● **Work required**:
Without the images, write out the whole listing exactly.

-- start Data to process --

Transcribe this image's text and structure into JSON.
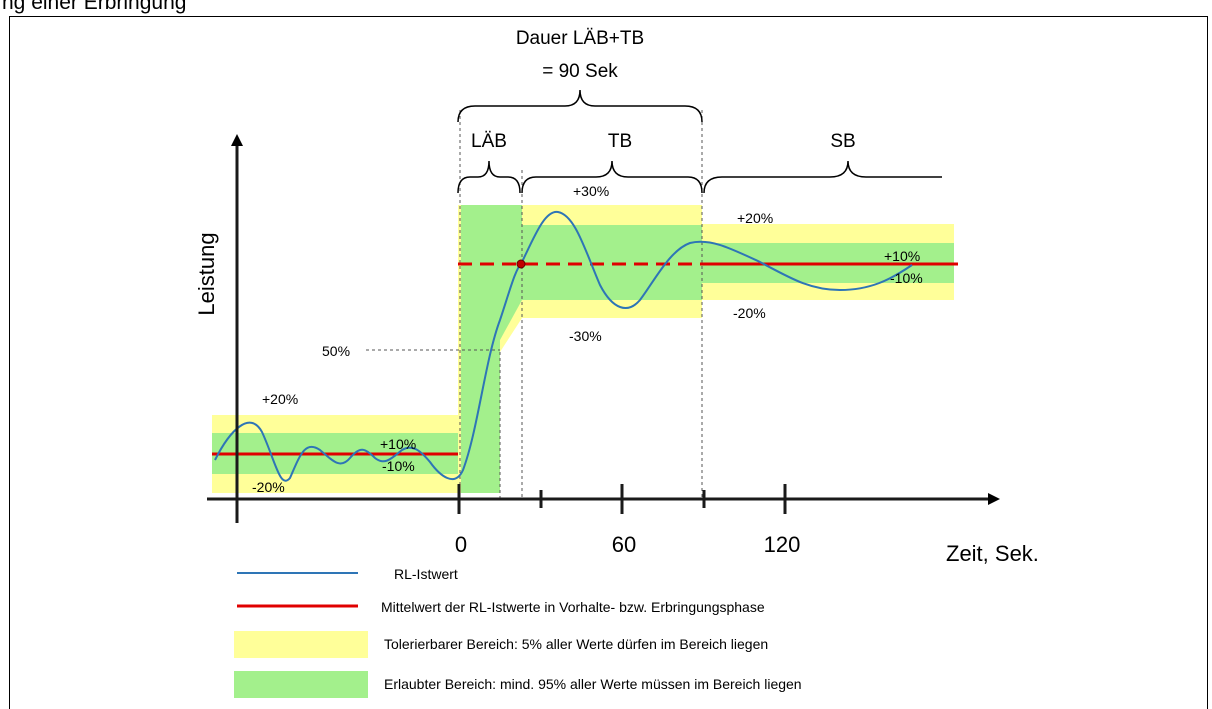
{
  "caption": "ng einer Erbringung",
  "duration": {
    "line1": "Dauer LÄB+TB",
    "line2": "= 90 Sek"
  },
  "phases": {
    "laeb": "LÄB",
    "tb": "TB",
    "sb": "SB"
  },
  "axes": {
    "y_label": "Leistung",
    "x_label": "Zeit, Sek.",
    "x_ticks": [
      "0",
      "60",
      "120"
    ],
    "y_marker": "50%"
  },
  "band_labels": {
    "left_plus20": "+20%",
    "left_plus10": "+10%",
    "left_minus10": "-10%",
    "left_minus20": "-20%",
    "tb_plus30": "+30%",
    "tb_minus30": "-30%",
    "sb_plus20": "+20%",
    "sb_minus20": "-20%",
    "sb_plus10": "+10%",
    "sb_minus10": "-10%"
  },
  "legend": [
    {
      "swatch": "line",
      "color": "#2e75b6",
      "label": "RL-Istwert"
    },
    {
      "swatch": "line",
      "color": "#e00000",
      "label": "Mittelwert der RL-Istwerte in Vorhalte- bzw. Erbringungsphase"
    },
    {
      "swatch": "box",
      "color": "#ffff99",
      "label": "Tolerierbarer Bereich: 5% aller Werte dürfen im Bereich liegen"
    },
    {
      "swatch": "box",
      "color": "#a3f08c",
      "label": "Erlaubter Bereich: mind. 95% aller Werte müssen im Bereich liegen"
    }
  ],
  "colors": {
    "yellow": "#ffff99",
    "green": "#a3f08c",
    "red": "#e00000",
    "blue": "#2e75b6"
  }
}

-- end Data to process --

● **Response for this exercise**:
Transcribe this image's text and structure into JSON.
{
  "caption": "ng einer Erbringung",
  "duration": {
    "line1": "Dauer LÄB+TB",
    "line2": "= 90 Sek"
  },
  "phases": {
    "laeb": "LÄB",
    "tb": "TB",
    "sb": "SB"
  },
  "axes": {
    "y_label": "Leistung",
    "x_label": "Zeit, Sek.",
    "x_ticks": [
      "0",
      "60",
      "120"
    ],
    "y_marker": "50%"
  },
  "band_labels": {
    "left_plus20": "+20%",
    "left_plus10": "+10%",
    "left_minus10": "-10%",
    "left_minus20": "-20%",
    "tb_plus30": "+30%",
    "tb_minus30": "-30%",
    "sb_plus20": "+20%",
    "sb_minus20": "-20%",
    "sb_plus10": "+10%",
    "sb_minus10": "-10%"
  },
  "legend": [
    {
      "swatch": "line",
      "color": "#2e75b6",
      "label": "RL-Istwert"
    },
    {
      "swatch": "line",
      "color": "#e00000",
      "label": "Mittelwert der RL-Istwerte in Vorhalte- bzw. Erbringungsphase"
    },
    {
      "swatch": "box",
      "color": "#ffff99",
      "label": "Tolerierbarer Bereich: 5% aller Werte dürfen im Bereich liegen"
    },
    {
      "swatch": "box",
      "color": "#a3f08c",
      "label": "Erlaubter Bereich: mind. 95% aller Werte müssen im Bereich liegen"
    }
  ],
  "colors": {
    "yellow": "#ffff99",
    "green": "#a3f08c",
    "red": "#e00000",
    "blue": "#2e75b6"
  }
}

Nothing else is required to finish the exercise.